● **Directions for this task**: Report how many lines hold the string "amount". Give the number and nothing else.

● **Information provided**:
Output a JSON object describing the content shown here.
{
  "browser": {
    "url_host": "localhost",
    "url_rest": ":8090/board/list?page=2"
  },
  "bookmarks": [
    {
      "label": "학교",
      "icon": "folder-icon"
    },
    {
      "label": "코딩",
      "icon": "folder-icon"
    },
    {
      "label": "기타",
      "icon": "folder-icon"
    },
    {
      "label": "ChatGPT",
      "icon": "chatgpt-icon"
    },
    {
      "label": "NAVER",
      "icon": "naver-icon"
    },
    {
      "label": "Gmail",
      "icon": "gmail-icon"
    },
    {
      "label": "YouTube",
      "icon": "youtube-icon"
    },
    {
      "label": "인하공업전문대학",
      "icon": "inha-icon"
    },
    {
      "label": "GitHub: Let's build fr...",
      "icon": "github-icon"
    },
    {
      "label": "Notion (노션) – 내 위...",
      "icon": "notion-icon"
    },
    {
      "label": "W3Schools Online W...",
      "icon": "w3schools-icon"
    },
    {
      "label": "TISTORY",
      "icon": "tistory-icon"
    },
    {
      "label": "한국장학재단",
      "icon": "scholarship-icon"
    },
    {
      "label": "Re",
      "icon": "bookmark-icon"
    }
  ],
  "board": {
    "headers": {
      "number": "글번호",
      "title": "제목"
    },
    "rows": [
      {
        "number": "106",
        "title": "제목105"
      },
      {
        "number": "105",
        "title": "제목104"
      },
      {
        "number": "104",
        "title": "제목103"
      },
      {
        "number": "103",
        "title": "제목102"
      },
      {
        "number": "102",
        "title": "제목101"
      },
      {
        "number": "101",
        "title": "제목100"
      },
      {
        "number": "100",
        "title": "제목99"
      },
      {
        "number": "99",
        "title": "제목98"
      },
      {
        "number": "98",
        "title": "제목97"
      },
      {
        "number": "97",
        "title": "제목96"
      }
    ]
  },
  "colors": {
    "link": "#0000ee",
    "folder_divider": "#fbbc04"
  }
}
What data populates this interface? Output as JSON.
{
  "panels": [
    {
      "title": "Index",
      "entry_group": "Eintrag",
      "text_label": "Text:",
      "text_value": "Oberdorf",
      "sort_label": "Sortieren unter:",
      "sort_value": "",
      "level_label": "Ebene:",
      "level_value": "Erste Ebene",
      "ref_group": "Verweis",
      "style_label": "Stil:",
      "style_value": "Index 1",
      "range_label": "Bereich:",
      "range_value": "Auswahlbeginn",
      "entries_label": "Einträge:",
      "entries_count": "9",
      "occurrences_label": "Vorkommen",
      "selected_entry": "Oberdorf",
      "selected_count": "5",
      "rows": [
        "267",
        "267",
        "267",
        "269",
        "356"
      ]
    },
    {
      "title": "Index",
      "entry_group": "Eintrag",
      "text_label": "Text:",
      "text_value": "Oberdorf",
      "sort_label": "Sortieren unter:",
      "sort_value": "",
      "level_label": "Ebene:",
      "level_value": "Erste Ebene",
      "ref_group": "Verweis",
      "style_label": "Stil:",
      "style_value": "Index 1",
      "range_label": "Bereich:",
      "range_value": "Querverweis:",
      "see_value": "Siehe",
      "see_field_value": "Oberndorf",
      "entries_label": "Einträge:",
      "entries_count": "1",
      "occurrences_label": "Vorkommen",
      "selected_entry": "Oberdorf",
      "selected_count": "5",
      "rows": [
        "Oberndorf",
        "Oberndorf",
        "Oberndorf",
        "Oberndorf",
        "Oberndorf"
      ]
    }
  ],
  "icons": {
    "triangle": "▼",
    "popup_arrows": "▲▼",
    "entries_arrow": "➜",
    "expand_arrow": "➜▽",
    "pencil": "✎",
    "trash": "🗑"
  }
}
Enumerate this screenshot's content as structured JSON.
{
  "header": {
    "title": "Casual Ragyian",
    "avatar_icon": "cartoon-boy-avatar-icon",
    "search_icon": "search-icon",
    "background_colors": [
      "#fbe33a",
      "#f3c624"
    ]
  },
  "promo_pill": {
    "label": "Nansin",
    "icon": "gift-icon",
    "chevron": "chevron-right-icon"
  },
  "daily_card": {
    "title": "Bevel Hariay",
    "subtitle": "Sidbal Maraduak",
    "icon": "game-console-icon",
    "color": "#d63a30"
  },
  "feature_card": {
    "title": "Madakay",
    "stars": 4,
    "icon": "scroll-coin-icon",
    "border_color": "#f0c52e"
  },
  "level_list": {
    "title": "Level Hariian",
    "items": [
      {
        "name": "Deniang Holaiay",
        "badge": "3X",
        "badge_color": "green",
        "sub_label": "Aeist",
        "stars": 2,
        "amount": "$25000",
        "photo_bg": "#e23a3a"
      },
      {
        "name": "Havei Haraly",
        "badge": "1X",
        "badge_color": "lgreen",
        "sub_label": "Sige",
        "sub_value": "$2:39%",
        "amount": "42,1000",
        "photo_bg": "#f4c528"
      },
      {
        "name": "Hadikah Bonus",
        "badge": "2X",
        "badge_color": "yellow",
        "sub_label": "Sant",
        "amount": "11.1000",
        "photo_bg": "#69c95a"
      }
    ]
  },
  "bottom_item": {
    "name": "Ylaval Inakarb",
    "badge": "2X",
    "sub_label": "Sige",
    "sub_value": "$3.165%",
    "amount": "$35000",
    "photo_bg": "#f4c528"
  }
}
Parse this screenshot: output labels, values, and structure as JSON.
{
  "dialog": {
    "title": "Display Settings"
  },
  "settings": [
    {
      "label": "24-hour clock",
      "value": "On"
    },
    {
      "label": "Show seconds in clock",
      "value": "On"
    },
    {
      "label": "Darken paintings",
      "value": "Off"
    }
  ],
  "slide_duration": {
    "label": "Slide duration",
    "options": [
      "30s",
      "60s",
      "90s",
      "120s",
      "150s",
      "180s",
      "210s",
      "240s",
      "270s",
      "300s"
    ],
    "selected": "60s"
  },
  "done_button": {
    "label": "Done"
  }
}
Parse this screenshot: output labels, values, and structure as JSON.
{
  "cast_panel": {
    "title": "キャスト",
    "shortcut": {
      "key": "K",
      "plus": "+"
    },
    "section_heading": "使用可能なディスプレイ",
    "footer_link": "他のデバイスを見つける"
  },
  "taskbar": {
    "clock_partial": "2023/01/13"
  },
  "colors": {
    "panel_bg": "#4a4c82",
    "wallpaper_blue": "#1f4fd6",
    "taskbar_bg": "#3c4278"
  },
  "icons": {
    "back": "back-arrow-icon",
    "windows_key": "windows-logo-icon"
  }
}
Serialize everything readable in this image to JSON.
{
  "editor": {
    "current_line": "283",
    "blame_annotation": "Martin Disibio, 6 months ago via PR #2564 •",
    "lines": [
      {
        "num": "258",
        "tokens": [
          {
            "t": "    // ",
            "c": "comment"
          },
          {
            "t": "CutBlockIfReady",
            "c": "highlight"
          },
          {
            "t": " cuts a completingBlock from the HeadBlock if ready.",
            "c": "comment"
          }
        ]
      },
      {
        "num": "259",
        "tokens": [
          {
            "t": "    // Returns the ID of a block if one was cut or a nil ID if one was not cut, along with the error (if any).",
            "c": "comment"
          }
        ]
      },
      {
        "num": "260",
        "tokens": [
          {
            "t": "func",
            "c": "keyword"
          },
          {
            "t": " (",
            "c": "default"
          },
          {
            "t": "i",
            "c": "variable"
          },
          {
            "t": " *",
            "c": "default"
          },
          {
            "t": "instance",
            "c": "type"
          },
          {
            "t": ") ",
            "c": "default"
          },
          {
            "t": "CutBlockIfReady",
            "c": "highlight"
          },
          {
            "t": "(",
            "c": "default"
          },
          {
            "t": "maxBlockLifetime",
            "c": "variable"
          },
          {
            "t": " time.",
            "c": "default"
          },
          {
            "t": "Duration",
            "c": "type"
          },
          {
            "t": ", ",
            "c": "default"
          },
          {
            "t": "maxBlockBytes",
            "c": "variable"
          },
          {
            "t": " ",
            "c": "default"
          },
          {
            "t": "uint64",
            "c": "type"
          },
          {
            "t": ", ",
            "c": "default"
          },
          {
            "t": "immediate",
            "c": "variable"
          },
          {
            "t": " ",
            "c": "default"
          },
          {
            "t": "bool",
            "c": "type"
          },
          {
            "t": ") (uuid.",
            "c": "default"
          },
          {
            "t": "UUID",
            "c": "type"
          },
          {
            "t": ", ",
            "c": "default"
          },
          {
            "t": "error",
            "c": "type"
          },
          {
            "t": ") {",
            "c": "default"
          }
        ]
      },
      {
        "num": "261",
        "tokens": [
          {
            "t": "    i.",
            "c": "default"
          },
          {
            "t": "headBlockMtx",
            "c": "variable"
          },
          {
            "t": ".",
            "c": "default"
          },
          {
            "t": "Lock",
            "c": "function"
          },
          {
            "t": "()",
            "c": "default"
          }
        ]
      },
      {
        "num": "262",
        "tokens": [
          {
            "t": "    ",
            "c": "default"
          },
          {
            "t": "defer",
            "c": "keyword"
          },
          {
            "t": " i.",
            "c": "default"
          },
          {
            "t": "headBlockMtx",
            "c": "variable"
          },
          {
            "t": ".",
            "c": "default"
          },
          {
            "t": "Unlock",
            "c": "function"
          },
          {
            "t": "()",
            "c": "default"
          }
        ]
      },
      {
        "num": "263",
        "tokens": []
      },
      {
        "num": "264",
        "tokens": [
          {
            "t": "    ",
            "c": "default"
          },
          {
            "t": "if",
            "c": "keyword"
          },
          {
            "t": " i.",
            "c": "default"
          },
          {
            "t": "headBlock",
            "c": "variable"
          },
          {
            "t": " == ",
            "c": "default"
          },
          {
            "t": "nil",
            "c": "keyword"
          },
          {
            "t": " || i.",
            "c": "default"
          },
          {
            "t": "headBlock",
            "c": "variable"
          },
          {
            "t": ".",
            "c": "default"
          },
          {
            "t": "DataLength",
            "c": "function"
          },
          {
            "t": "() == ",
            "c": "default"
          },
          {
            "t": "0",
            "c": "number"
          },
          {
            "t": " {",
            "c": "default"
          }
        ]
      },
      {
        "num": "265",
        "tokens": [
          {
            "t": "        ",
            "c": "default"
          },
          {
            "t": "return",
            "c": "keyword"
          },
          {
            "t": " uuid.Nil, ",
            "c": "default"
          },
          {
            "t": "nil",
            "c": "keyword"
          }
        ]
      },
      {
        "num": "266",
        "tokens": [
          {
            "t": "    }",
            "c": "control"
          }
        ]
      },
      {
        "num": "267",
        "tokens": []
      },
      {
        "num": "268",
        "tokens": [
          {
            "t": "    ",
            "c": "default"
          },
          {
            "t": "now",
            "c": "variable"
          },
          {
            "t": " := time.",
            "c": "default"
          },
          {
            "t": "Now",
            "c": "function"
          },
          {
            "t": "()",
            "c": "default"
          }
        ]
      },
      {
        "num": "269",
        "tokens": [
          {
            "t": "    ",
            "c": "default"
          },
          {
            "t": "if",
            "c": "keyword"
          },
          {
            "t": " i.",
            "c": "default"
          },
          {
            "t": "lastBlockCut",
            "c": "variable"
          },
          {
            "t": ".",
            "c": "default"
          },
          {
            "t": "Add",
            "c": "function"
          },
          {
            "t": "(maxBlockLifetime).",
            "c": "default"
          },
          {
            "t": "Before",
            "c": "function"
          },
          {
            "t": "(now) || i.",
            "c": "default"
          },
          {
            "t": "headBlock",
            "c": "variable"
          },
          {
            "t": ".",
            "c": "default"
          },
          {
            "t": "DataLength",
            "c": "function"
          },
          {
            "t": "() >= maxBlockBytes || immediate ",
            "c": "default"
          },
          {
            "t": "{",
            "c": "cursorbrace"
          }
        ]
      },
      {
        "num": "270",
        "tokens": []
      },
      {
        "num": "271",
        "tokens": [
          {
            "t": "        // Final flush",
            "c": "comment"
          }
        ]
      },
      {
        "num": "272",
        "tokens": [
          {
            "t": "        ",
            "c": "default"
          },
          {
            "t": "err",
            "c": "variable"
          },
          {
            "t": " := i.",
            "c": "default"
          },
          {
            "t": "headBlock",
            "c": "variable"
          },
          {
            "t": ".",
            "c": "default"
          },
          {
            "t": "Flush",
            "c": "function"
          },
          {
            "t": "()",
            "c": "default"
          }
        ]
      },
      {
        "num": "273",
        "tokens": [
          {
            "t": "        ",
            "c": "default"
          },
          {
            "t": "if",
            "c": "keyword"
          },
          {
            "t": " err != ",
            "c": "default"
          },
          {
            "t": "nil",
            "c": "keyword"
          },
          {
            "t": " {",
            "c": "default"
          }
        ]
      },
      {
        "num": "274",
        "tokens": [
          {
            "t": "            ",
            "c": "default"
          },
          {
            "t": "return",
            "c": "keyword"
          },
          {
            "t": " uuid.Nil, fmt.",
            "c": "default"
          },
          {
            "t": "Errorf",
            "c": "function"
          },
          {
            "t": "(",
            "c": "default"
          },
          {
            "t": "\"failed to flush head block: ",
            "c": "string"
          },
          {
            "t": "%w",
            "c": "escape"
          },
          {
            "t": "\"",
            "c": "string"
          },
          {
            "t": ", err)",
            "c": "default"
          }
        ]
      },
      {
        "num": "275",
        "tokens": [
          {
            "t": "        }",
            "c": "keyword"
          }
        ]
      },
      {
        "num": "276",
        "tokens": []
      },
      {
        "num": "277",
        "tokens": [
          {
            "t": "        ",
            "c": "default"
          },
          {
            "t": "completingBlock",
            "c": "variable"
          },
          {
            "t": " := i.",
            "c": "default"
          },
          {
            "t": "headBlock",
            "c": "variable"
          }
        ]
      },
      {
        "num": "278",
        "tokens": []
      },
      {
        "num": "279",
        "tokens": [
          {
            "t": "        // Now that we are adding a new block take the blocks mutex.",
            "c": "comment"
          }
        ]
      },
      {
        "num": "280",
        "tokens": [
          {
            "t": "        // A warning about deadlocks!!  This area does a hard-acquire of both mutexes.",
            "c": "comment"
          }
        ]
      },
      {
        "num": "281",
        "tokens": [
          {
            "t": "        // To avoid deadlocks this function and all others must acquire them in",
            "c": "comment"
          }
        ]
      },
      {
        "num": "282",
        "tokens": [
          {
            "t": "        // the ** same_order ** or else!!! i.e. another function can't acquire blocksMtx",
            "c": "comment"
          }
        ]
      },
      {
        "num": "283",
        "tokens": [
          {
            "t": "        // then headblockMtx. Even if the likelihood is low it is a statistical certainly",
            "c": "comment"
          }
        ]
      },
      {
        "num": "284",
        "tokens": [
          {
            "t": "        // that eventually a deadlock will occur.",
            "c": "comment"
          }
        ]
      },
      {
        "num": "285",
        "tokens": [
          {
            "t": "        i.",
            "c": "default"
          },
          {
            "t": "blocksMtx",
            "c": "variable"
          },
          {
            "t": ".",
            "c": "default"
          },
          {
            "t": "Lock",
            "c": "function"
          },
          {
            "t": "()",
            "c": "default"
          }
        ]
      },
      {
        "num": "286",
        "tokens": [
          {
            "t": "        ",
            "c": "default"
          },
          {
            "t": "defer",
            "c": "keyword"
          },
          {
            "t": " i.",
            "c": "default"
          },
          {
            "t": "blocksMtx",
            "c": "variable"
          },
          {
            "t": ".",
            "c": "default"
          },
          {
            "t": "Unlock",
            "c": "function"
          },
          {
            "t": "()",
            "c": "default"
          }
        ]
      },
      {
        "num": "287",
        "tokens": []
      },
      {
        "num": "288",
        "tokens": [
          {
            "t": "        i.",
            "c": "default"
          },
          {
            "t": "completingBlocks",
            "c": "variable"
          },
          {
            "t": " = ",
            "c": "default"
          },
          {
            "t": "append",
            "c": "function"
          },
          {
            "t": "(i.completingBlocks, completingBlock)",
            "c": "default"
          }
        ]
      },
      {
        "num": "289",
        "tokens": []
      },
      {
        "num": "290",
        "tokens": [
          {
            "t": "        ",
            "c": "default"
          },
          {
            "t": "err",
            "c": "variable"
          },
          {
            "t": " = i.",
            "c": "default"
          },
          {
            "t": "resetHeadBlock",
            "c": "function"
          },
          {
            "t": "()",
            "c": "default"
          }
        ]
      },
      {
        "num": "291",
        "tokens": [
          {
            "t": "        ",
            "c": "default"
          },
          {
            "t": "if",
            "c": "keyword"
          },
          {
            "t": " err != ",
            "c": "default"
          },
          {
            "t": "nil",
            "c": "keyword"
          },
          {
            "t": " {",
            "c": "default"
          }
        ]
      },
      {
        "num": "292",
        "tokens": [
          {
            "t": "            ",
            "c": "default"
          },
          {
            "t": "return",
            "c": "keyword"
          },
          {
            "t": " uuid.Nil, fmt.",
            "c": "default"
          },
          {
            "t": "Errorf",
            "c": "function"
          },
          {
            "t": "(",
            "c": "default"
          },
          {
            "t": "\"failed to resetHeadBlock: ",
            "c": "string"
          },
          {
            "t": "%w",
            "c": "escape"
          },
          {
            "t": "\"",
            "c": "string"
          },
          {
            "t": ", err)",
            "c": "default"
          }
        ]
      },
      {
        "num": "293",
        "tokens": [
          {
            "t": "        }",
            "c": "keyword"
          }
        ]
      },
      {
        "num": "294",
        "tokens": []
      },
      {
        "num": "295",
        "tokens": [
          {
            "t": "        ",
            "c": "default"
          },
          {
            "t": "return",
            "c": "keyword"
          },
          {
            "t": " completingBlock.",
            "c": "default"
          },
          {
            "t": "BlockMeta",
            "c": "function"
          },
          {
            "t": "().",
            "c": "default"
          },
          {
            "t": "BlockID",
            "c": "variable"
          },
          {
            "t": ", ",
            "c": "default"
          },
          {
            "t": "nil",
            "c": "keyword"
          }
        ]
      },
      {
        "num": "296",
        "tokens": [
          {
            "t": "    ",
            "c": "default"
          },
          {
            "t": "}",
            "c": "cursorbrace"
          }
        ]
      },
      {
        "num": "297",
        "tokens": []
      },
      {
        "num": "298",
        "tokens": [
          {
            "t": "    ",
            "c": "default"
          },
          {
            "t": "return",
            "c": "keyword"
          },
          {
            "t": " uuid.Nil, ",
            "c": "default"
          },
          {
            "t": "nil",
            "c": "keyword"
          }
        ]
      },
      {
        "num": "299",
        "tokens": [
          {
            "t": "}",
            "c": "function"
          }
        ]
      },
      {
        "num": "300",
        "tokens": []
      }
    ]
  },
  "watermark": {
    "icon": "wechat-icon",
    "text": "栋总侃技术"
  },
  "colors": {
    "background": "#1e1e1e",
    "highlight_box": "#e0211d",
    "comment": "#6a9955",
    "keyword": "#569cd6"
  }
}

● **Problem solution**: 4